Please reproduce every record, keeping each one exactly as written.

------ Record excerpts

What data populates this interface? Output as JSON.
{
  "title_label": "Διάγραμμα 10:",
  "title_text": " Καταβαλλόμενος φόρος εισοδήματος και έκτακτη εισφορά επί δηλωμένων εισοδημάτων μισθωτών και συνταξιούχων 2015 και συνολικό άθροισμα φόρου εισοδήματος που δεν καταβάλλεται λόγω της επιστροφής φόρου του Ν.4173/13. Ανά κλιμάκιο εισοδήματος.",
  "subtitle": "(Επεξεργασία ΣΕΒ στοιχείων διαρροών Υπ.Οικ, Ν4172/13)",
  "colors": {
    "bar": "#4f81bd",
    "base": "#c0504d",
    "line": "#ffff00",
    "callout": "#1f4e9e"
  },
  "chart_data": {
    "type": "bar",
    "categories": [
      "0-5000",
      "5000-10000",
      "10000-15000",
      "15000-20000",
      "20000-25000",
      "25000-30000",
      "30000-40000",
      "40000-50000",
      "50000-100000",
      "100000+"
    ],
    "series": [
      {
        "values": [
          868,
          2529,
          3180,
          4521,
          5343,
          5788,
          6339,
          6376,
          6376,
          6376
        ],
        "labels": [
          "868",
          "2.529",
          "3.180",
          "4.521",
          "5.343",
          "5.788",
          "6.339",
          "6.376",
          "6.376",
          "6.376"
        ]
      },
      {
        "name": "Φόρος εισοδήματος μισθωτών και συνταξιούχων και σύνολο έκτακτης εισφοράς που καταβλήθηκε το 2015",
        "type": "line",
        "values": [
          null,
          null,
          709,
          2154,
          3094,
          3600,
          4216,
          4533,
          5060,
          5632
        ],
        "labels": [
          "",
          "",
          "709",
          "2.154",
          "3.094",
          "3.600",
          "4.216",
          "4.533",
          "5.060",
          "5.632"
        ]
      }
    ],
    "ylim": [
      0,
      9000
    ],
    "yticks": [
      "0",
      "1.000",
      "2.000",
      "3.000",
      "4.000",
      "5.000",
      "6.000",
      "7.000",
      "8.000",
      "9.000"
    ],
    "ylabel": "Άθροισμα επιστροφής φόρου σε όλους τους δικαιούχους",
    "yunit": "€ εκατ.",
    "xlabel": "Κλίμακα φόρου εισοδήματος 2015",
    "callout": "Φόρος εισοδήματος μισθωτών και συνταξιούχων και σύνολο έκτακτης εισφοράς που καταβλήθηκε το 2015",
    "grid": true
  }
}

------------

**Answer to this problem**:
What data populates this interface? Output as JSON.
{
  "title_label": "Διάγραμμα 10:",
  "title_text": " Καταβαλλόμενος φόρος εισοδήματος και έκτακτη εισφορά επί δηλωμένων εισοδημάτων μισθωτών και συνταξιούχων 2015 και συνολικό άθροισμα φόρου εισοδήματος που δεν καταβάλλεται λόγω της επιστροφής φόρου του Ν.4173/13. Ανά κλιμάκιο εισοδήματος.",
  "subtitle": "(Επεξεργασία ΣΕΒ στοιχείων διαρροών Υπ.Οικ, Ν4172/13)",
  "colors": {
    "bar": "#4f81bd",
    "base": "#c0504d",
    "line": "#ffff00",
    "callout": "#1f4e9e"
  },
  "chart_data": {
    "type": "bar",
    "categories": [
      "0-5000",
      "5000-10000",
      "10000-15000",
      "15000-20000",
      "20000-25000",
      "25000-30000",
      "30000-40000",
      "40000-50000",
      "50000-100000",
      "100000+"
    ],
    "series": [
      {
        "values": [
          868,
          2529,
          3180,
          4521,
          5343,
          5788,
          6339,
          6376,
          6376,
          6376
        ],
        "labels": [
          "868",
          "2.529",
          "3.180",
          "4.521",
          "5.343",
          "5.788",
          "6.339",
          "6.376",
          "6.376",
          "6.376"
        ]
      },
      {
        "name": "Φόρος εισοδήματος μισθωτών και συνταξιούχων και σύνολο έκτακτης εισφοράς που καταβλήθηκε το 2015",
        "type": "line",
        "values": [
          null,
          null,
          709,
          2154,
          3094,
          3600,
          4216,
          4533,
          5060,
          5632
        ],
        "labels": [
          "",
          "",
          "709",
          "2.154",
          "3.094",
          "3.600",
          "4.216",
          "4.533",
          "5.060",
          "5.632"
        ]
      }
    ],
    "ylim": [
      0,
      9000
    ],
    "yticks": [
      "0",
      "1.000",
      "2.000",
      "3.000",
      "4.000",
      "5.000",
      "6.000",
      "7.000",
      "8.000",
      "9.000"
    ],
    "ylabel": "Άθροισμα επιστροφής φόρου σε όλους τους δικαιούχους",
    "yunit": "€ εκατ.",
    "xlabel": "Κλίμακα φόρου εισοδήματος 2015",
    "callout": "Φόρος εισοδήματος μισθωτών και συνταξιούχων και σύνολο έκτακτης εισφοράς που καταβλήθηκε το 2015",
    "grid": true
  }
}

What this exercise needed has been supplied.